**PROBLEM DESCRIPTION**
Reproduce every entry exactly, without alteration.

**RECORDS TO USE**
+++
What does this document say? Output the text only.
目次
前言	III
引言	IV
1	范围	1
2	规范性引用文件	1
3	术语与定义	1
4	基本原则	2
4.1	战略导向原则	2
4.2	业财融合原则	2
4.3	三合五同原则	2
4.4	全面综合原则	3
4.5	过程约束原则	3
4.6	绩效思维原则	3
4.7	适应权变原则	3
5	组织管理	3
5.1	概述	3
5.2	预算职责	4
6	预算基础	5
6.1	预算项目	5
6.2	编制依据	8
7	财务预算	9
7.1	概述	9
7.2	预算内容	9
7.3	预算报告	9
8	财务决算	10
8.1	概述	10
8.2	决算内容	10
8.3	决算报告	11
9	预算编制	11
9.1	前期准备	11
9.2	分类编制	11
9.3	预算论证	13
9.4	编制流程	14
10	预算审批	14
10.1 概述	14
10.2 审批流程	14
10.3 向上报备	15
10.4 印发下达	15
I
+++
**RESULT FOR THIS EXERCISE**
What does this document say? Output the text only.
目次
前言	III
引言	IV
1	范围	1
2	规范性引用文件	1
3	术语与定义	1
4	基本原则	2
4.1	战略导向原则	2
4.2	业财融合原则	2
4.3	三合五同原则	2
4.4	全面综合原则	3
4.5	过程约束原则	3
4.6	绩效思维原则	3
4.7	适应权变原则	3
5	组织管理	3
5.1	概述	3
5.2	预算职责	4
6	预算基础	5
6.1	预算项目	5
6.2	编制依据	8
7	财务预算	9
7.1	概述	9
7.2	预算内容	9
7.3	预算报告	9
8	财务决算	10
8.1	概述	10
8.2	决算内容	10
8.3	决算报告	11
9	预算编制	11
9.1	前期准备	11
9.2	分类编制	11
9.3	预算论证	13
9.4	编制流程	14
10	预算审批	14
10.1 概述	14
10.2 审批流程	14
10.3 向上报备	15
10.4 印发下达	15
I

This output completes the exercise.